Step 1. Replace $m(\|\nabla u\|^2)$ by a non-negative bounded continuous
function $a(t)$. Then show that if $u$ is a solution to the new equation
on the interval $[0,T)$, then $u$ admits a limit  as $t\to T^-$, and 
$u$ and $\dot u$ are A-analytic on $[0,T]$.

Step 2. Use the Galerkin method and a compactness imbedding argument to 
obtain a local solution. Then show that $m(\|\nabla u\|^2)$ is
bounded in its domain of definition.

Step 3. Use Zorn's Lemma and the result in step 1 to show that the maximal domain
of definition is $[0,+\infty)$.

\paragraph{Remark} Uniqueness of solutions has been shown 
under the additional assumption that $m$ is Lipschitz; see \cite{Ar}.

\section{Decay in the non-degenerate case}

The following statement is already known for $f=0$ (see \cite{Ni}). 
We present a proof for general $f$ and show how the rate of decay depends
on the lower bound for $m$. 


\begin{theorem} \label{thme}
Assume that $0<m_0\leq m(.) \leq M_0$, and that $\|f(.,t)\|$ decays 
exponentially to zero as $t\to \infty$.
Then for every solution $u$ of (\ref{eqi}), $\|\dot u\|$ and $\|\nabla u\|$
decay exponentially to zero.
\end{theorem}

\paragraph{Proof} 
We shall find bounds for $\dot u$ and $A^{1/2} u$ 
by estimating  the  energy functional 
\begin{equation} \label{F}
F(t)=\|\dot u\|^2 + \int_0^{\|A^{1/2}u\|^2} m(r)\,dr +\delta \langle\dot u,u\rangle\,,
\end{equation}
where $\delta=\min\{2\lambda_1\sqrt{m_0}, \gamma/2\}$.
This choice of $\delta$ ensures that $F$ is non-negative. In fact,
$$
F(t)\geq \|\dot u\|^2 + m_0\|A^{1/2}u\|^2-\|\dot u\|^2 -\frac{\delta^2}4\|u\|^2 
   \geq (m_0-\frac{\delta^2}{4\lambda_1^2})\|A^{1/2}u\|^2\geq 0\,.

- **DATA LISTING**

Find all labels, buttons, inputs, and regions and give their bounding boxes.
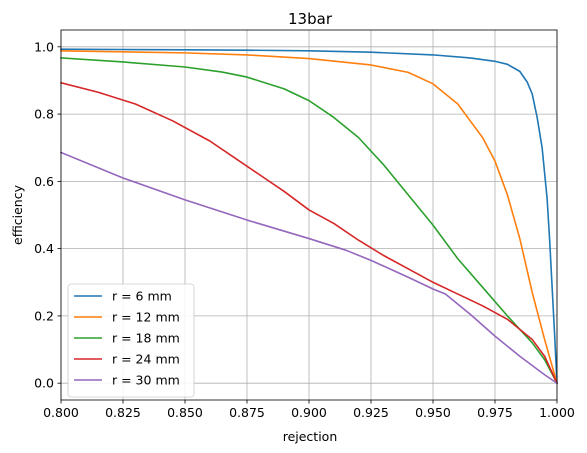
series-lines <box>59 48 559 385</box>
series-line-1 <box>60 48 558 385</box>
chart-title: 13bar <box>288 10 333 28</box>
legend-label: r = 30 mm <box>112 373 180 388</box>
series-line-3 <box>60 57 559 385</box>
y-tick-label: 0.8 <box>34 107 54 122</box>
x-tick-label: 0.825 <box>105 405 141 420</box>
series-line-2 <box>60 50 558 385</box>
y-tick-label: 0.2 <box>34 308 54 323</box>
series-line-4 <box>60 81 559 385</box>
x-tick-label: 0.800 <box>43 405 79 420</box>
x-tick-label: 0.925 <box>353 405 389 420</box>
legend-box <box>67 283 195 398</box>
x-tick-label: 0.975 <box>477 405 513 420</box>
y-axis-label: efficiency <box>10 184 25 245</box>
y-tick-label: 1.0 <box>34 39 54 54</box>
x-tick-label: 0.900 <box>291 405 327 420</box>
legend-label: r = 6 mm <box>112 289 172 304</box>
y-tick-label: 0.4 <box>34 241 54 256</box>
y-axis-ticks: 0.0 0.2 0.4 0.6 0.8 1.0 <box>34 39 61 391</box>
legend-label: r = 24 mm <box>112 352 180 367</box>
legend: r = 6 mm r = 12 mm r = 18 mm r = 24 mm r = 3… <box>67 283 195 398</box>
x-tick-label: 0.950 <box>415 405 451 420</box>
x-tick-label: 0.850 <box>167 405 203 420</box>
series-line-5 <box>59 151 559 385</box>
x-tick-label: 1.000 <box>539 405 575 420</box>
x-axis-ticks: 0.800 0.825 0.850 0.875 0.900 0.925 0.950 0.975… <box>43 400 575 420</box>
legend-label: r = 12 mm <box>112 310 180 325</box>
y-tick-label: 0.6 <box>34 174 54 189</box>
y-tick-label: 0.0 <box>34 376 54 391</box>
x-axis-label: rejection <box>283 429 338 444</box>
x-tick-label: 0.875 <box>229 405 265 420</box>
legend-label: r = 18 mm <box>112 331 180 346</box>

* * *

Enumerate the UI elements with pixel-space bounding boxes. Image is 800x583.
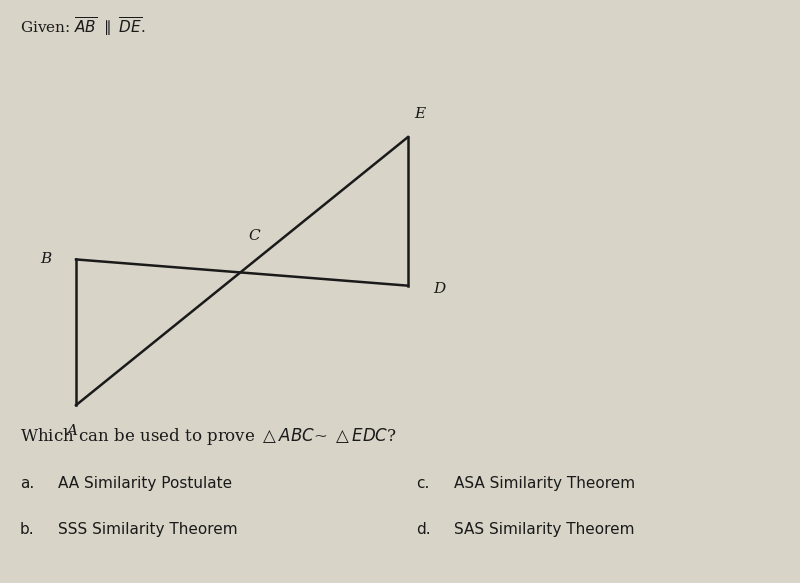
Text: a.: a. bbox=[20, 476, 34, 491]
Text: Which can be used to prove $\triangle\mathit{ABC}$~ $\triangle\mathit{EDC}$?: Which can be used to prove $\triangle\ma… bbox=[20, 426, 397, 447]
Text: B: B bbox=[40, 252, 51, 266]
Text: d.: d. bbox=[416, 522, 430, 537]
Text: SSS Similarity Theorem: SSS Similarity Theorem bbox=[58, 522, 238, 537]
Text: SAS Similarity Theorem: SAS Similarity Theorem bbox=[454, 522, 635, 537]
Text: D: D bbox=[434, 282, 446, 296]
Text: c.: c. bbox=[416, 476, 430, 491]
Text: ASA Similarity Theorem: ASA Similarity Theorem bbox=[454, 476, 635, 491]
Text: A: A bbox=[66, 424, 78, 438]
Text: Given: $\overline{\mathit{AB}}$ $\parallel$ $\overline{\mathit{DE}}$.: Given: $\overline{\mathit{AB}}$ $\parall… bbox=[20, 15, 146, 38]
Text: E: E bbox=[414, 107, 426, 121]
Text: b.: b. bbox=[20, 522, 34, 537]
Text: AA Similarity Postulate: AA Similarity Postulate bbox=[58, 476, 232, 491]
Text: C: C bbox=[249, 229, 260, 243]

==

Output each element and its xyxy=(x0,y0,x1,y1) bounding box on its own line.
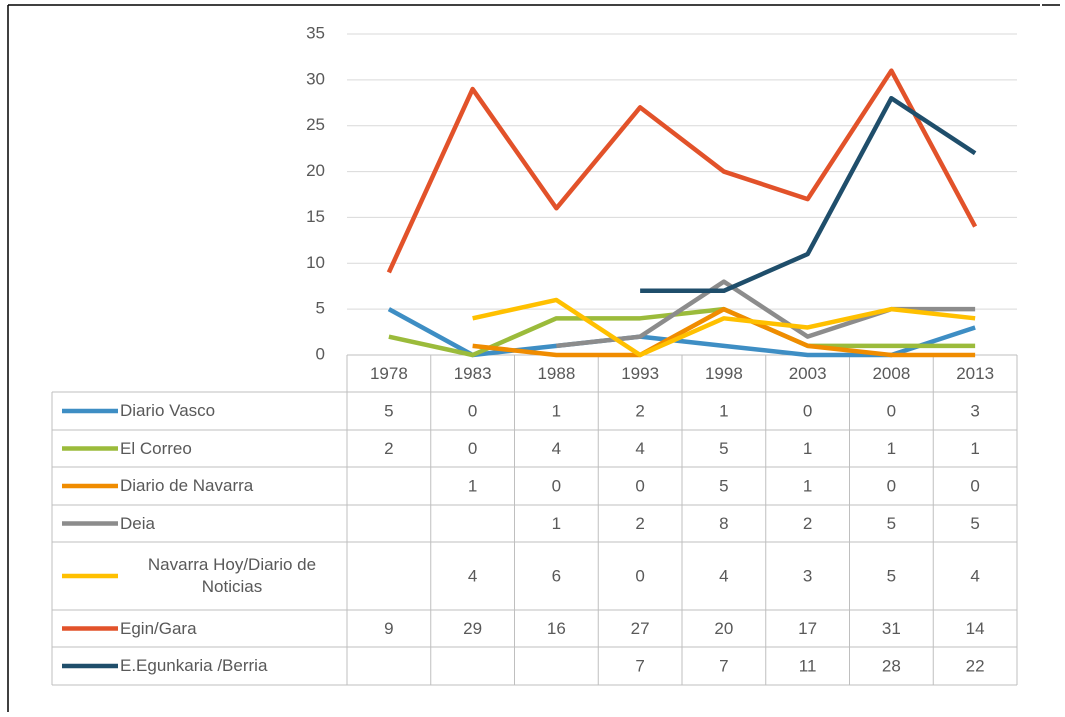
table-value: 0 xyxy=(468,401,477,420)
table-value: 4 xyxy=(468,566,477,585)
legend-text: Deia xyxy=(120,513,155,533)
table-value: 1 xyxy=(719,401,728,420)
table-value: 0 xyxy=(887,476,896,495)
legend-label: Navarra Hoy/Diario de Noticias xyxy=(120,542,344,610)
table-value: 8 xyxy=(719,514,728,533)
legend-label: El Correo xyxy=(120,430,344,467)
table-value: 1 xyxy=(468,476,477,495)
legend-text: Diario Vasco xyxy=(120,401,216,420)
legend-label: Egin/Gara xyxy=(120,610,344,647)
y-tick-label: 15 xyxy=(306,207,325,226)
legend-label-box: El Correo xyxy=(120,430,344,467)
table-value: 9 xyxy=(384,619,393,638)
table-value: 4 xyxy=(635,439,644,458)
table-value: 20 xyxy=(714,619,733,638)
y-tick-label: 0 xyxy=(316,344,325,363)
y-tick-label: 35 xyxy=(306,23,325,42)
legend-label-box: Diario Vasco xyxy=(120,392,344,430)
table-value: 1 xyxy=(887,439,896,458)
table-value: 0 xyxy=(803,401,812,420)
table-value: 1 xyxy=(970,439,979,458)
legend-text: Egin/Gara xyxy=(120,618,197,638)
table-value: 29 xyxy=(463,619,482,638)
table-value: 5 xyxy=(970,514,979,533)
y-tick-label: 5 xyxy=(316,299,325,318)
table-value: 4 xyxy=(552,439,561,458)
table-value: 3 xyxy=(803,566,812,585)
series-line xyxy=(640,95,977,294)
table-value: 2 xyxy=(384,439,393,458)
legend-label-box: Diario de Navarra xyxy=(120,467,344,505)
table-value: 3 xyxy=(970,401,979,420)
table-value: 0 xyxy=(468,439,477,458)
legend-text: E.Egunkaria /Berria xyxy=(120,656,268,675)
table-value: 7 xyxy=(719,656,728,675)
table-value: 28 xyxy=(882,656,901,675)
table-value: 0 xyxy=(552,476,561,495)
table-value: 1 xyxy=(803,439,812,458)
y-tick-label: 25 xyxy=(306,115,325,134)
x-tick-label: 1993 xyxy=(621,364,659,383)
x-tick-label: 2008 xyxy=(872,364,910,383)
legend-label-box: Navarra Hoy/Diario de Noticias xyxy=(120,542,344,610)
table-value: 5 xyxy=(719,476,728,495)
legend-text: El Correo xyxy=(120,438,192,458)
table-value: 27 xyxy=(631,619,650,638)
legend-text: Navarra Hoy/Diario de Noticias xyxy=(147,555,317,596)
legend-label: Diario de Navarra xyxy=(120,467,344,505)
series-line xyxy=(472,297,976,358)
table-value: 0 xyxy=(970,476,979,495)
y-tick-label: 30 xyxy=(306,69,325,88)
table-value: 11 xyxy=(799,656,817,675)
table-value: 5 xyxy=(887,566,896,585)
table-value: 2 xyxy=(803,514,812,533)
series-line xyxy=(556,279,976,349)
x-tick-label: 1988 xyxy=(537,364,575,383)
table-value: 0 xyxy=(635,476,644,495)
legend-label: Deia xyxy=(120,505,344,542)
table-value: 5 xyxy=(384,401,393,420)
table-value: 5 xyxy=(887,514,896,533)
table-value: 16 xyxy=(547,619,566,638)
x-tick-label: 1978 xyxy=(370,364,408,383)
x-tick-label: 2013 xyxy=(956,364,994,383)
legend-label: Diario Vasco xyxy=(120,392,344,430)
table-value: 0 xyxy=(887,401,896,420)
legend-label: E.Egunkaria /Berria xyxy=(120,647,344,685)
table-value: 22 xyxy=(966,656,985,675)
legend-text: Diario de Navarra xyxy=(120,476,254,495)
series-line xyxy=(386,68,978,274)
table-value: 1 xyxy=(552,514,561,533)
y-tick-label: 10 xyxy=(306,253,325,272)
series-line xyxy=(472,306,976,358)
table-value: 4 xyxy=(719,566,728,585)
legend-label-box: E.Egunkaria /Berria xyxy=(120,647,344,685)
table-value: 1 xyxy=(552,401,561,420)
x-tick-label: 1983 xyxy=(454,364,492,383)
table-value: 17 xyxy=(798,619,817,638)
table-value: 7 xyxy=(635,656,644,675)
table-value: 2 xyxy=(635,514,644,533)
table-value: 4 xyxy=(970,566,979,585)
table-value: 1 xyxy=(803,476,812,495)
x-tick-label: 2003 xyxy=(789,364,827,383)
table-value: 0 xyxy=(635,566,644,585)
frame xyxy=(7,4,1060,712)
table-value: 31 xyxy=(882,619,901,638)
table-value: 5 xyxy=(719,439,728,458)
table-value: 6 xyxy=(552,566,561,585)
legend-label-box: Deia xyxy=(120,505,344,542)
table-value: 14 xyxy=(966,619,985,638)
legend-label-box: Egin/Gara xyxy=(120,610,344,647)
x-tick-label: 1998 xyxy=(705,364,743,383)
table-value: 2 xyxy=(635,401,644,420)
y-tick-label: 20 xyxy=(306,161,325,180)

- **WRITTEN REQUEST A**
Answer these from the text on decay of solutions:
(i) Which method and argument does Step 2 use to obtain a local solution?
(ii) Under what extra assumption has uniqueness of solutions been shown?
(iii) What value is chosen for $\delta$ in the proof?
- **WRITTEN REQUEST B**
Carry on the text on decay of solutions from its last line, in the same LaTeX style.

- **RESPONSE A**
(i) The Galerkin method and a compactness imbedding argument.
(ii) That $m$ is Lipschitz.
(iii) $\delta=\min\{2\lambda_1\sqrt{m_0}, \gamma/2\}$.

- **RESPONSE B**
$$
Here and in several expressions to follow, we use inequalities of the form
\begin{equation}
2|\langle v,w\rangle|\leq 2\|v\|\,\|w\|\leq \alpha \|v\|^2+\frac1\alpha\|w\|^2
\quad \forall \alpha>0\,.\label{csi} \end{equation}
Also we will use the following two equations that arise from
 taking the inner product of each term in (\ref{eq1}) with $2\dot u$,
 and with $u$, respectively.
\begin{eqnarray}
&\frac d{dt}\|\dot u\|^2+2\gamma\|\dot u\|^2+ \frac d{dt}\int_0^{\|A^{1/2}u\|^2} m(r)\,dr
=2\langle f, \dot u\rangle\,, & \label{mut}\\
&\langle \ddot u,u\rangle + \gamma\langle \dot u,u\rangle +
m(\|A^{1/2}u\|^2)\|A^{1/2}u\|^2=\langle f,u\rangle\,. & \label{mu}
\end{eqnarray}
Now, we differentiate $F$ and build a first-order linear inequality that yields
the desired estimates.
\begin{eqnarray*}
F'(t)&=&\frac d{dt}\|\dot u\|^2+ \frac d{dt}\int_0^{\|A^{1/2}u\|^2} m(r)\,dr
+\delta \langle\ddot u,u\rangle+\delta \|\dot u\|^2 \\
&=&-(2\gamma-\delta)\|\dot u\|^2+2\langle f, \dot u\rangle
-\gamma\delta\langle \dot u, u\rangle -\delta m(.)\|A^{1/2}u\|^2
+\delta \langle f, u\rangle\,,
\end{eqnarray*}
where we have used (\ref{mut}) and (\ref{mu}). Now from
 (\ref{l1}) and (\ref{csi}) we obtain  
$2\langle f, \dot u\rangle\leq \frac2\gamma\|f\|^2+\frac\gamma2\|\dot u\|^2$
and $$
\delta \langle f, u\rangle\leq \frac{\delta}{\lambda_1}\|f\|\,\|A^{1/2}u\|
\leq \frac{\delta}{2m_0\lambda_1^2}\|f\|^2+\frac{\delta m_0}2\|A^{1/2}u\|^2\,.
$$
Using the two inequalities above, and the fact that $m_0\leq m(.)\leq M_0$,
we obtain
\begin{eqnarray*}
F'(t)&\leq&-\gamma\|\dot u\|^2-\frac{\delta m_0}{2M_0}\int_0^{\|A^{1/2}u\|^2} 
m(r)\,dr- \delta \gamma\langle\dot u,u\rangle + 
(\frac2\gamma +\frac\delta{2m_0\lambda_1^2})\|f\|^2 \\
&\leq& -c_1F(t)+(\frac2\gamma +\frac\delta{2m_0\lambda_1^2})\|f\|^2 \,,
\end{eqnarray*}
where $c_1=\min\{\gamma, \frac{\delta m_0}{2M_0}\}$. From this first-order differential
inequality, it follows that 
$$
F(t)\leq e^{-c_1t}\left(F(0)+(\frac2\gamma +\frac\delta{2m_0\lambda_1^2})\int_0^t
e^{c_1s}\|f(.,s)\|^2\,ds\right)\,.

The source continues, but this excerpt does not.